#### Aim of the exercise
Your task is to copy every line of the records below that contains "title".

#### Input material
__________

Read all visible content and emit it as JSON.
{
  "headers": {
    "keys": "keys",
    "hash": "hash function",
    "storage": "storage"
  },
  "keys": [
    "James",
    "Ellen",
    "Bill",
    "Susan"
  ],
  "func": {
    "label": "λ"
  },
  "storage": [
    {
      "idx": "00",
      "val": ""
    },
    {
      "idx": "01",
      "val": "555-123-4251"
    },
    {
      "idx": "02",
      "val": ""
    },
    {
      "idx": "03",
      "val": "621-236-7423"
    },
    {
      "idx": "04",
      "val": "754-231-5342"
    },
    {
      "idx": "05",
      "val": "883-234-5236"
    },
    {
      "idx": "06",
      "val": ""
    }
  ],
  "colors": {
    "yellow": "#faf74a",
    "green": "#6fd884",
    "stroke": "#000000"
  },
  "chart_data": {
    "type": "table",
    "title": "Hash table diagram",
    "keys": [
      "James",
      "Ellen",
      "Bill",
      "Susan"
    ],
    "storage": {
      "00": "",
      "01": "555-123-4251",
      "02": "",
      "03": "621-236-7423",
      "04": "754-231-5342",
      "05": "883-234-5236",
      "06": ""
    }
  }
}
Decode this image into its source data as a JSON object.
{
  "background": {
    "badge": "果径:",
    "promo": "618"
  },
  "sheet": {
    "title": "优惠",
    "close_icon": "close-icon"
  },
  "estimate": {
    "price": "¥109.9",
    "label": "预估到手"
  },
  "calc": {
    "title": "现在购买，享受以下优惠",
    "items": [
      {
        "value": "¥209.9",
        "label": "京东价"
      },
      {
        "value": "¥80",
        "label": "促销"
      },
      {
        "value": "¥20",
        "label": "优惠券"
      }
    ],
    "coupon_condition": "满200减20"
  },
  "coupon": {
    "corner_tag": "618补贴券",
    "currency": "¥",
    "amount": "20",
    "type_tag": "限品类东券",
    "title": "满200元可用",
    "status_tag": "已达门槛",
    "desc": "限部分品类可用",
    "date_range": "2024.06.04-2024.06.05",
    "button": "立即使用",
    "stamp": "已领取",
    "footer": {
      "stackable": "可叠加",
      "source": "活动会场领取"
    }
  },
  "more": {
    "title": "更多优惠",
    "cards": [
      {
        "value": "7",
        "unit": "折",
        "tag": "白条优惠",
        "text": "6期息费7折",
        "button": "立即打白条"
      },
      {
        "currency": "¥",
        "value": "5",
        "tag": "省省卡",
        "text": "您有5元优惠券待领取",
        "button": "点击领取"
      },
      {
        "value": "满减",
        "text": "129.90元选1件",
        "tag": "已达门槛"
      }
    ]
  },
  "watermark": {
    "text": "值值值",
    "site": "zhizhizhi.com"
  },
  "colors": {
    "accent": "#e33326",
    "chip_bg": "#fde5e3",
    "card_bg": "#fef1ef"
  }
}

__________

#### The output
    "title": "Hash table diagram",
    "title": "优惠",
    "title": "现在购买，享受以下优惠",
    "title": "满200元可用",
    "title": "更多优惠",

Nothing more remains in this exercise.